* Task brief:
Please write out the material below exactly as given.

* Records for this task:
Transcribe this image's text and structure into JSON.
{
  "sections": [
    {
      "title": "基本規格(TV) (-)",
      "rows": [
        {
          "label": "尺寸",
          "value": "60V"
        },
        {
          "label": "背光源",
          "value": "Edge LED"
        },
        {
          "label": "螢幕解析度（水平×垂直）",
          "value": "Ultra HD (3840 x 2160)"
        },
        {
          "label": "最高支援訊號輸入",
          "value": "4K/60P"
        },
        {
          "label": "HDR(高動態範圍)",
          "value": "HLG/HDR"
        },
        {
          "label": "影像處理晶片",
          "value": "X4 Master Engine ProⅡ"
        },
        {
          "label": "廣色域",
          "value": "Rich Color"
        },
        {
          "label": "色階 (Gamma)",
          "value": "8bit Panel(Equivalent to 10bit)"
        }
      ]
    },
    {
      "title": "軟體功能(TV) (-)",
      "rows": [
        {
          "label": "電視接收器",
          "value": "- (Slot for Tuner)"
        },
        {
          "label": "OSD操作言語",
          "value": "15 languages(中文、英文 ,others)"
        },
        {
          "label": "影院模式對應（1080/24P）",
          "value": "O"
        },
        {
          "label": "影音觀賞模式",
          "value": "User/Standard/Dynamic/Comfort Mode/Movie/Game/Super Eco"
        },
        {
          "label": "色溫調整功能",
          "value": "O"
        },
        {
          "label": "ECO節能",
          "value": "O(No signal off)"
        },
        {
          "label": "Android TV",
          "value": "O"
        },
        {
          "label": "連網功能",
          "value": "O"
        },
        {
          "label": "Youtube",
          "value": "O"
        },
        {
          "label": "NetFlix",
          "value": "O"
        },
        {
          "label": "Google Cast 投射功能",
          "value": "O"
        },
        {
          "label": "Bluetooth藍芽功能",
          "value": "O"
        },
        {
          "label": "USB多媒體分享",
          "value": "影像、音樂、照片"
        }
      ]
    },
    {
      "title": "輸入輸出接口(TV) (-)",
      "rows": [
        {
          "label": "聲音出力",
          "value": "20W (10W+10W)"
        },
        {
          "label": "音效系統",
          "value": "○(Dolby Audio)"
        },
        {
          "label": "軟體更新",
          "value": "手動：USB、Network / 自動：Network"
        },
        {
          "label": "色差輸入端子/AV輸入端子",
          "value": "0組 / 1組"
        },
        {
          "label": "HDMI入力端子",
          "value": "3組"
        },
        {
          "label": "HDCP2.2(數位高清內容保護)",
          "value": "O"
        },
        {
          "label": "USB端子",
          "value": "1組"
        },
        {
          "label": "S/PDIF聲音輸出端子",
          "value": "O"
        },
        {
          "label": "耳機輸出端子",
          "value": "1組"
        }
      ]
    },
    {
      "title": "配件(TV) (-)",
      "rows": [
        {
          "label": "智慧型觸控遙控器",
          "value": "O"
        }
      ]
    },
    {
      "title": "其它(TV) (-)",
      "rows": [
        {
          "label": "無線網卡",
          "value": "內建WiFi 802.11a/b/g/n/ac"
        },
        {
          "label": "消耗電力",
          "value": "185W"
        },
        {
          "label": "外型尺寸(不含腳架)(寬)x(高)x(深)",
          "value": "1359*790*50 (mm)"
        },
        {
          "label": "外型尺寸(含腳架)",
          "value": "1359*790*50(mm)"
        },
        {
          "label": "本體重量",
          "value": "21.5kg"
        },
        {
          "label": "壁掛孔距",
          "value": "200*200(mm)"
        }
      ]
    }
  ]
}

* Solution to the problem:
Transcribe this image's text and structure into JSON.
{
  "sections": [
    {
      "title": "基本規格(TV) (-)",
      "rows": [
        {
          "label": "尺寸",
          "value": "60V"
        },
        {
          "label": "背光源",
          "value": "Edge LED"
        },
        {
          "label": "螢幕解析度（水平×垂直）",
          "value": "Ultra HD (3840 x 2160)"
        },
        {
          "label": "最高支援訊號輸入",
          "value": "4K/60P"
        },
        {
          "label": "HDR(高動態範圍)",
          "value": "HLG/HDR"
        },
        {
          "label": "影像處理晶片",
          "value": "X4 Master Engine ProⅡ"
        },
        {
          "label": "廣色域",
          "value": "Rich Color"
        },
        {
          "label": "色階 (Gamma)",
          "value": "8bit Panel(Equivalent to 10bit)"
        }
      ]
    },
    {
      "title": "軟體功能(TV) (-)",
      "rows": [
        {
          "label": "電視接收器",
          "value": "- (Slot for Tuner)"
        },
        {
          "label": "OSD操作言語",
          "value": "15 languages(中文、英文 ,others)"
        },
        {
          "label": "影院模式對應（1080/24P）",
          "value": "O"
        },
        {
          "label": "影音觀賞模式",
          "value": "User/Standard/Dynamic/Comfort Mode/Movie/Game/Super Eco"
        },
        {
          "label": "色溫調整功能",
          "value": "O"
        },
        {
          "label": "ECO節能",
          "value": "O(No signal off)"
        },
        {
          "label": "Android TV",
          "value": "O"
        },
        {
          "label": "連網功能",
          "value": "O"
        },
        {
          "label": "Youtube",
          "value": "O"
        },
        {
          "label": "NetFlix",
          "value": "O"
        },
        {
          "label": "Google Cast 投射功能",
          "value": "O"
        },
        {
          "label": "Bluetooth藍芽功能",
          "value": "O"
        },
        {
          "label": "USB多媒體分享",
          "value": "影像、音樂、照片"
        }
      ]
    },
    {
      "title": "輸入輸出接口(TV) (-)",
      "rows": [
        {
          "label": "聲音出力",
          "value": "20W (10W+10W)"
        },
        {
          "label": "音效系統",
          "value": "○(Dolby Audio)"
        },
        {
          "label": "軟體更新",
          "value": "手動：USB、Network / 自動：Network"
        },
        {
          "label": "色差輸入端子/AV輸入端子",
          "value": "0組 / 1組"
        },
        {
          "label": "HDMI入力端子",
          "value": "3組"
        },
        {
          "label": "HDCP2.2(數位高清內容保護)",
          "value": "O"
        },
        {
          "label": "USB端子",
          "value": "1組"
        },
        {
          "label": "S/PDIF聲音輸出端子",
          "value": "O"
        },
        {
          "label": "耳機輸出端子",
          "value": "1組"
        }
      ]
    },
    {
      "title": "配件(TV) (-)",
      "rows": [
        {
          "label": "智慧型觸控遙控器",
          "value": "O"
        }
      ]
    },
    {
      "title": "其它(TV) (-)",
      "rows": [
        {
          "label": "無線網卡",
          "value": "內建WiFi 802.11a/b/g/n/ac"
        },
        {
          "label": "消耗電力",
          "value": "185W"
        },
        {
          "label": "外型尺寸(不含腳架)(寬)x(高)x(深)",
          "value": "1359*790*50 (mm)"
        },
        {
          "label": "外型尺寸(含腳架)",
          "value": "1359*790*50(mm)"
        },
        {
          "label": "本體重量",
          "value": "21.5kg"
        },
        {
          "label": "壁掛孔距",
          "value": "200*200(mm)"
        }
      ]
    }
  ]
}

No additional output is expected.